Output the records. Match them exactly.
==== TASK INPUTS ====
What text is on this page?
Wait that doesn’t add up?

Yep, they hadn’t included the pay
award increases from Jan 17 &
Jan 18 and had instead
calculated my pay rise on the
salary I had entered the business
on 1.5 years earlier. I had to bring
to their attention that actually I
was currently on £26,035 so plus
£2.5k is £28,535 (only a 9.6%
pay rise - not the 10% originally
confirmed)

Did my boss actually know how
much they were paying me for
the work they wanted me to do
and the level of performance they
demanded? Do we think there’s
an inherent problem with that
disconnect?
====
**CORRECT OUTPUT:**
What text is on this page?
Wait that doesn’t add up?

Yep, they hadn’t included the pay
award increases from Jan 17 &
Jan 18 and had instead
calculated my pay rise on the
salary I had entered the business
on 1.5 years earlier. I had to bring
to their attention that actually I
was currently on £26,035 so plus
£2.5k is £28,535 (only a 9.6%
pay rise - not the 10% originally
confirmed)

Did my boss actually know how
much they were paying me for
the work they wanted me to do
and the level of performance they
demanded? Do we think there’s
an inherent problem with that
disconnect?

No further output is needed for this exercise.